## Begin

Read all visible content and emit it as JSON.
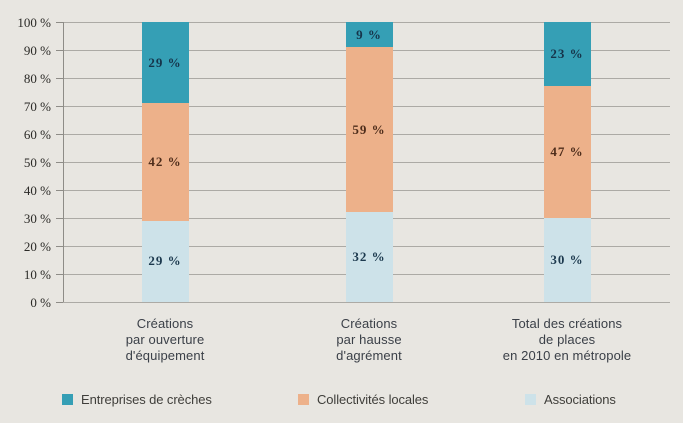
{
  "chart_data": {
    "type": "bar",
    "stacked": true,
    "title": "",
    "xlabel": "",
    "ylabel": "",
    "categories": [
      "Créations\npar ouverture\nd'équipement",
      "Créations\npar hausse\nd'agrément",
      "Total des créations\nde places\nen 2010 en métropole"
    ],
    "series": [
      {
        "name": "Associations",
        "color": "#CDE2E9",
        "label_color": "#1C394E",
        "values": [
          29,
          32,
          30
        ]
      },
      {
        "name": "Collectivités locales",
        "color": "#EDB18A",
        "label_color": "#4E2D1B",
        "values": [
          42,
          59,
          47
        ]
      },
      {
        "name": "Entreprises de crèches",
        "color": "#359FB5",
        "label_color": "#16344A",
        "values": [
          29,
          9,
          23
        ]
      }
    ],
    "value_suffix": " %",
    "ylim": [
      0,
      100
    ],
    "yticks": [
      0,
      10,
      20,
      30,
      40,
      50,
      60,
      70,
      80,
      90,
      100
    ],
    "ytick_suffix": " %",
    "grid": true,
    "legend_position": "bottom",
    "legend": [
      "Entreprises de crèches",
      "Collectivités locales",
      "Associations"
    ]
  },
  "colors": {
    "background": "#E8E6E1",
    "gridline": "#ACAAA5",
    "axis": "#8E8C87"
  }
}
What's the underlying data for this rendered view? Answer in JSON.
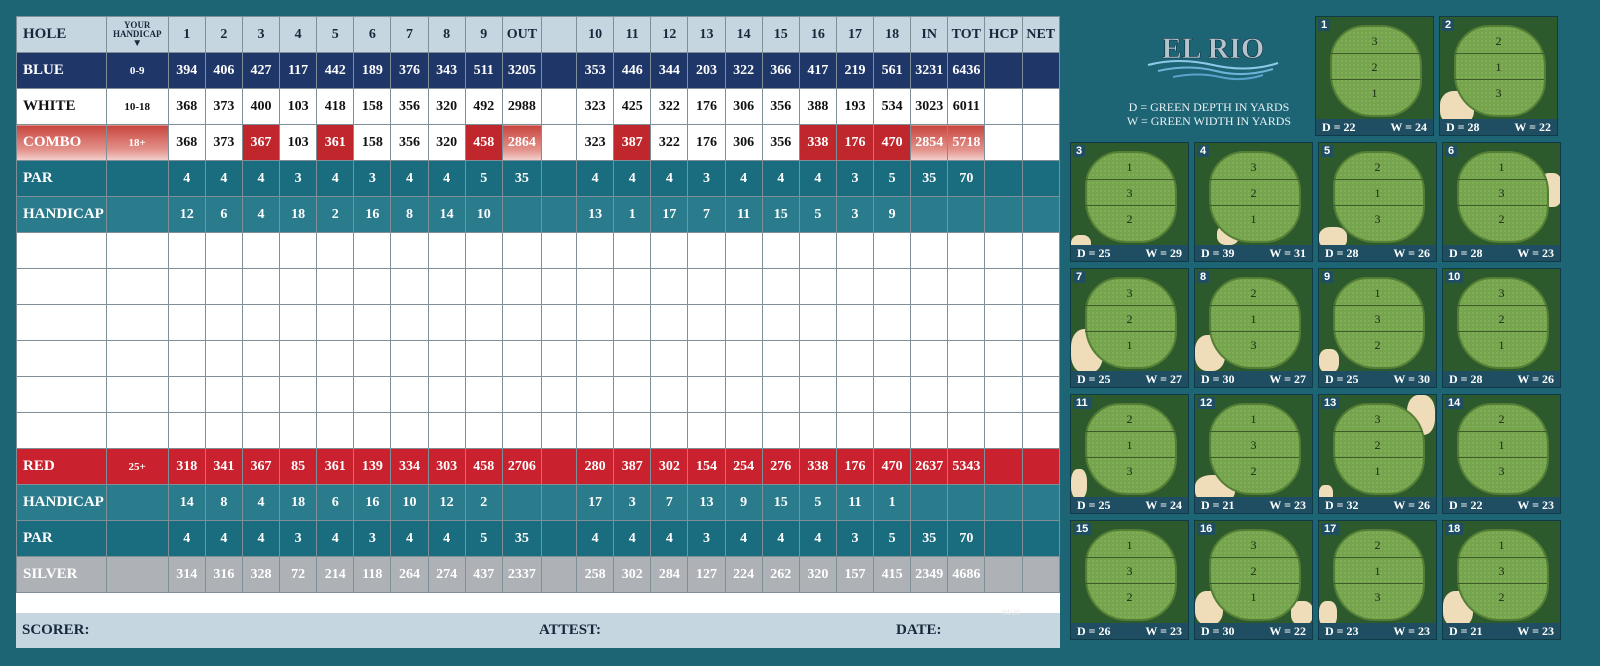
{
  "header": {
    "hole": "HOLE",
    "handicap_label": "YOUR\nHANDICAP",
    "out": "OUT",
    "in": "IN",
    "tot": "TOT",
    "hcp": "HCP",
    "net": "NET",
    "front": [
      "1",
      "2",
      "3",
      "4",
      "5",
      "6",
      "7",
      "8",
      "9"
    ],
    "back": [
      "10",
      "11",
      "12",
      "13",
      "14",
      "15",
      "16",
      "17",
      "18"
    ]
  },
  "rows": {
    "blue": {
      "name": "BLUE",
      "hc": "0-9",
      "front": [
        "394",
        "406",
        "427",
        "117",
        "442",
        "189",
        "376",
        "343",
        "511"
      ],
      "out": "3205",
      "back": [
        "353",
        "446",
        "344",
        "203",
        "322",
        "366",
        "417",
        "219",
        "561"
      ],
      "in": "3231",
      "tot": "6436"
    },
    "white": {
      "name": "WHITE",
      "hc": "10-18",
      "front": [
        "368",
        "373",
        "400",
        "103",
        "418",
        "158",
        "356",
        "320",
        "492"
      ],
      "out": "2988",
      "back": [
        "323",
        "425",
        "322",
        "176",
        "306",
        "356",
        "388",
        "193",
        "534"
      ],
      "in": "3023",
      "tot": "6011"
    },
    "combo": {
      "name": "COMBO",
      "hc": "18+",
      "front": [
        "368",
        "373",
        "367",
        "103",
        "361",
        "158",
        "356",
        "320",
        "458"
      ],
      "out": "2864",
      "back": [
        "323",
        "387",
        "322",
        "176",
        "306",
        "356",
        "338",
        "176",
        "470"
      ],
      "in": "2854",
      "tot": "5718"
    },
    "par1": {
      "name": "PAR",
      "hc": "",
      "front": [
        "4",
        "4",
        "4",
        "3",
        "4",
        "3",
        "4",
        "4",
        "5"
      ],
      "out": "35",
      "back": [
        "4",
        "4",
        "4",
        "3",
        "4",
        "4",
        "4",
        "3",
        "5"
      ],
      "in": "35",
      "tot": "70"
    },
    "hcp1": {
      "name": "HANDICAP",
      "hc": "",
      "front": [
        "12",
        "6",
        "4",
        "18",
        "2",
        "16",
        "8",
        "14",
        "10"
      ],
      "out": "",
      "back": [
        "13",
        "1",
        "17",
        "7",
        "11",
        "15",
        "5",
        "3",
        "9"
      ],
      "in": "",
      "tot": ""
    },
    "red": {
      "name": "RED",
      "hc": "25+",
      "front": [
        "318",
        "341",
        "367",
        "85",
        "361",
        "139",
        "334",
        "303",
        "458"
      ],
      "out": "2706",
      "back": [
        "280",
        "387",
        "302",
        "154",
        "254",
        "276",
        "338",
        "176",
        "470"
      ],
      "in": "2637",
      "tot": "5343"
    },
    "hcp2": {
      "name": "HANDICAP",
      "hc": "",
      "front": [
        "14",
        "8",
        "4",
        "18",
        "6",
        "16",
        "10",
        "12",
        "2"
      ],
      "out": "",
      "back": [
        "17",
        "3",
        "7",
        "13",
        "9",
        "15",
        "5",
        "11",
        "1"
      ],
      "in": "",
      "tot": ""
    },
    "par2": {
      "name": "PAR",
      "hc": "",
      "front": [
        "4",
        "4",
        "4",
        "3",
        "4",
        "3",
        "4",
        "4",
        "5"
      ],
      "out": "35",
      "back": [
        "4",
        "4",
        "4",
        "3",
        "4",
        "4",
        "4",
        "3",
        "5"
      ],
      "in": "35",
      "tot": "70"
    },
    "silver": {
      "name": "SILVER",
      "hc": "",
      "front": [
        "314",
        "316",
        "328",
        "72",
        "214",
        "118",
        "264",
        "274",
        "437"
      ],
      "out": "2337",
      "back": [
        "258",
        "302",
        "284",
        "127",
        "224",
        "262",
        "320",
        "157",
        "415"
      ],
      "in": "2349",
      "tot": "4686"
    }
  },
  "footer": {
    "scorer": "SCORER:",
    "attest": "ATTEST:",
    "date": "DATE:",
    "version": "04/20"
  },
  "brand": {
    "logo": "EL RIO"
  },
  "legend": {
    "depth": "D = GREEN DEPTH IN YARDS",
    "width": "W = GREEN WIDTH IN YARDS"
  },
  "greens": [
    {
      "hole": "1",
      "d": "D = 22",
      "w": "W = 24",
      "zones": [
        "3",
        "2",
        "1"
      ]
    },
    {
      "hole": "2",
      "d": "D = 28",
      "w": "W = 22",
      "zones": [
        "2",
        "1",
        "3"
      ]
    },
    {
      "hole": "3",
      "d": "D = 25",
      "w": "W = 29",
      "zones": [
        "1",
        "3",
        "2"
      ]
    },
    {
      "hole": "4",
      "d": "D = 39",
      "w": "W = 31",
      "zones": [
        "3",
        "2",
        "1"
      ]
    },
    {
      "hole": "5",
      "d": "D = 28",
      "w": "W = 26",
      "zones": [
        "2",
        "1",
        "3"
      ]
    },
    {
      "hole": "6",
      "d": "D = 28",
      "w": "W = 23",
      "zones": [
        "1",
        "3",
        "2"
      ]
    },
    {
      "hole": "7",
      "d": "D = 25",
      "w": "W = 27",
      "zones": [
        "3",
        "2",
        "1"
      ]
    },
    {
      "hole": "8",
      "d": "D = 30",
      "w": "W = 27",
      "zones": [
        "2",
        "1",
        "3"
      ]
    },
    {
      "hole": "9",
      "d": "D = 25",
      "w": "W = 30",
      "zones": [
        "1",
        "3",
        "2"
      ]
    },
    {
      "hole": "10",
      "d": "D = 28",
      "w": "W = 26",
      "zones": [
        "3",
        "2",
        "1"
      ]
    },
    {
      "hole": "11",
      "d": "D = 25",
      "w": "W = 24",
      "zones": [
        "2",
        "1",
        "3"
      ]
    },
    {
      "hole": "12",
      "d": "D = 21",
      "w": "W = 23",
      "zones": [
        "1",
        "3",
        "2"
      ]
    },
    {
      "hole": "13",
      "d": "D = 32",
      "w": "W = 26",
      "zones": [
        "3",
        "2",
        "1"
      ]
    },
    {
      "hole": "14",
      "d": "D = 22",
      "w": "W = 23",
      "zones": [
        "2",
        "1",
        "3"
      ]
    },
    {
      "hole": "15",
      "d": "D = 26",
      "w": "W = 23",
      "zones": [
        "1",
        "3",
        "2"
      ]
    },
    {
      "hole": "16",
      "d": "D = 30",
      "w": "W = 22",
      "zones": [
        "3",
        "2",
        "1"
      ]
    },
    {
      "hole": "17",
      "d": "D = 23",
      "w": "W = 23",
      "zones": [
        "2",
        "1",
        "3"
      ]
    },
    {
      "hole": "18",
      "d": "D = 21",
      "w": "W = 23",
      "zones": [
        "1",
        "3",
        "2"
      ]
    }
  ],
  "colors": {
    "page_bg": "#1d6475",
    "blue_tee": "#1f3668",
    "red_tee": "#c9222e",
    "teal_row": "#1a6d7e",
    "silver_tee": "#aeb2b6",
    "header_row": "#c6d6e0",
    "green": "#76a34e",
    "sand": "#efdcb9"
  },
  "icons": {
    "handicap_arrow": "triangle-down-icon"
  }
}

## End

**OBJECTIVE**
Copy each line of the listing that contains the string "YARDS".

**TASK ANSWER**
    "depth": "D = GREEN DEPTH IN YARDS",
    "width": "W = GREEN WIDTH IN YARDS"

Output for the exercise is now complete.